--- start ---

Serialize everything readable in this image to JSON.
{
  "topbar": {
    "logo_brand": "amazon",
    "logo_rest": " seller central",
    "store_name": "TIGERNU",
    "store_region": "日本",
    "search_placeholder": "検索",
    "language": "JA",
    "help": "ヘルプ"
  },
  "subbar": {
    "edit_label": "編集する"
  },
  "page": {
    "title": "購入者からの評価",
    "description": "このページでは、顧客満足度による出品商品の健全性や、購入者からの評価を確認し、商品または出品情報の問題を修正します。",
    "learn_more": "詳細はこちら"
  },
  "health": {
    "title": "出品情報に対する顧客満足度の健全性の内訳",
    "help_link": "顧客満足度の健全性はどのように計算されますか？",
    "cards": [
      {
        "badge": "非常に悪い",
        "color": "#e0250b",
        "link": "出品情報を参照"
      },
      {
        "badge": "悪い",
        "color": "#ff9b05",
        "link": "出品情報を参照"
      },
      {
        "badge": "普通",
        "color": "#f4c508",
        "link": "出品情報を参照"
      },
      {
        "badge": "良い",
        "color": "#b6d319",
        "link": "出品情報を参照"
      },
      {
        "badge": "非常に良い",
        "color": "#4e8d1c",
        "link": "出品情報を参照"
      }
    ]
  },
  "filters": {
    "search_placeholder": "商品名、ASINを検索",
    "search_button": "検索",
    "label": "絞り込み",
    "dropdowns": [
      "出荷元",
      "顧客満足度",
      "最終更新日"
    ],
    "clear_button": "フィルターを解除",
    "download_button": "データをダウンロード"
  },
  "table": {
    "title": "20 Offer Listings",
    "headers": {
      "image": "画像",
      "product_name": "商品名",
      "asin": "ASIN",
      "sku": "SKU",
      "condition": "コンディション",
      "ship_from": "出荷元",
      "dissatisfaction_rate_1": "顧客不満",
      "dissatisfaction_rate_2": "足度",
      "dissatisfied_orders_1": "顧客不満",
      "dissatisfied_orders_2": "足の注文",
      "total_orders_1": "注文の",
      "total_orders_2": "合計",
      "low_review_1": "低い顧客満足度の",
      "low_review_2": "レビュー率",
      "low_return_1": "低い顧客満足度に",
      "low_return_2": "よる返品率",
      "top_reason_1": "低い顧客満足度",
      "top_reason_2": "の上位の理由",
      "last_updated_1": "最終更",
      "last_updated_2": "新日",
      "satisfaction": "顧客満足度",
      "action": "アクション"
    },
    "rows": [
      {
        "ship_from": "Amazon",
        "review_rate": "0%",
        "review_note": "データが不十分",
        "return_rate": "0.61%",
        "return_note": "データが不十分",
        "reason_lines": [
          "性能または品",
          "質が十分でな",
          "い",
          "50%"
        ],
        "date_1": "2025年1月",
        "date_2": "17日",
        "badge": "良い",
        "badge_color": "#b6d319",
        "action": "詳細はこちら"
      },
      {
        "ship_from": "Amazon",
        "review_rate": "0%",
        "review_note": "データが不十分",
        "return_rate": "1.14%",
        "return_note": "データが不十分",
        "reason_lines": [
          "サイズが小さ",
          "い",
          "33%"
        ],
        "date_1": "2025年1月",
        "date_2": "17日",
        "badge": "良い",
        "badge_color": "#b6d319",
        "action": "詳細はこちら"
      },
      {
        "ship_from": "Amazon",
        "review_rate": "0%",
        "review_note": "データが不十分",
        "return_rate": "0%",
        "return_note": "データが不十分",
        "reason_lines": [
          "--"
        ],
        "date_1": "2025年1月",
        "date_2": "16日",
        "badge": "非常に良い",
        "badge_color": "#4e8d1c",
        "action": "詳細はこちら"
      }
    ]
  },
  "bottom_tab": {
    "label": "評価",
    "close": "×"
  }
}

--- end ---

All of the material must be reproduced exactly.

[ANSWER TO THE TASK]
Serialize everything readable in this image to JSON.
{
  "topbar": {
    "logo_brand": "amazon",
    "logo_rest": " seller central",
    "store_name": "TIGERNU",
    "store_region": "日本",
    "search_placeholder": "検索",
    "language": "JA",
    "help": "ヘルプ"
  },
  "subbar": {
    "edit_label": "編集する"
  },
  "page": {
    "title": "購入者からの評価",
    "description": "このページでは、顧客満足度による出品商品の健全性や、購入者からの評価を確認し、商品または出品情報の問題を修正します。",
    "learn_more": "詳細はこちら"
  },
  "health": {
    "title": "出品情報に対する顧客満足度の健全性の内訳",
    "help_link": "顧客満足度の健全性はどのように計算されますか？",
    "cards": [
      {
        "badge": "非常に悪い",
        "color": "#e0250b",
        "link": "出品情報を参照"
      },
      {
        "badge": "悪い",
        "color": "#ff9b05",
        "link": "出品情報を参照"
      },
      {
        "badge": "普通",
        "color": "#f4c508",
        "link": "出品情報を参照"
      },
      {
        "badge": "良い",
        "color": "#b6d319",
        "link": "出品情報を参照"
      },
      {
        "badge": "非常に良い",
        "color": "#4e8d1c",
        "link": "出品情報を参照"
      }
    ]
  },
  "filters": {
    "search_placeholder": "商品名、ASINを検索",
    "search_button": "検索",
    "label": "絞り込み",
    "dropdowns": [
      "出荷元",
      "顧客満足度",
      "最終更新日"
    ],
    "clear_button": "フィルターを解除",
    "download_button": "データをダウンロード"
  },
  "table": {
    "title": "20 Offer Listings",
    "headers": {
      "image": "画像",
      "product_name": "商品名",
      "asin": "ASIN",
      "sku": "SKU",
      "condition": "コンディション",
      "ship_from": "出荷元",
      "dissatisfaction_rate_1": "顧客不満",
      "dissatisfaction_rate_2": "足度",
      "dissatisfied_orders_1": "顧客不満",
      "dissatisfied_orders_2": "足の注文",
      "total_orders_1": "注文の",
      "total_orders_2": "合計",
      "low_review_1": "低い顧客満足度の",
      "low_review_2": "レビュー率",
      "low_return_1": "低い顧客満足度に",
      "low_return_2": "よる返品率",
      "top_reason_1": "低い顧客満足度",
      "top_reason_2": "の上位の理由",
      "last_updated_1": "最終更",
      "last_updated_2": "新日",
      "satisfaction": "顧客満足度",
      "action": "アクション"
    },
    "rows": [
      {
        "ship_from": "Amazon",
        "review_rate": "0%",
        "review_note": "データが不十分",
        "return_rate": "0.61%",
        "return_note": "データが不十分",
        "reason_lines": [
          "性能または品",
          "質が十分でな",
          "い",
          "50%"
        ],
        "date_1": "2025年1月",
        "date_2": "17日",
        "badge": "良い",
        "badge_color": "#b6d319",
        "action": "詳細はこちら"
      },
      {
        "ship_from": "Amazon",
        "review_rate": "0%",
        "review_note": "データが不十分",
        "return_rate": "1.14%",
        "return_note": "データが不十分",
        "reason_lines": [
          "サイズが小さ",
          "い",
          "33%"
        ],
        "date_1": "2025年1月",
        "date_2": "17日",
        "badge": "良い",
        "badge_color": "#b6d319",
        "action": "詳細はこちら"
      },
      {
        "ship_from": "Amazon",
        "review_rate": "0%",
        "review_note": "データが不十分",
        "return_rate": "0%",
        "return_note": "データが不十分",
        "reason_lines": [
          "--"
        ],
        "date_1": "2025年1月",
        "date_2": "16日",
        "badge": "非常に良い",
        "badge_color": "#4e8d1c",
        "action": "詳細はこちら"
      }
    ]
  },
  "bottom_tab": {
    "label": "評価",
    "close": "×"
  }
}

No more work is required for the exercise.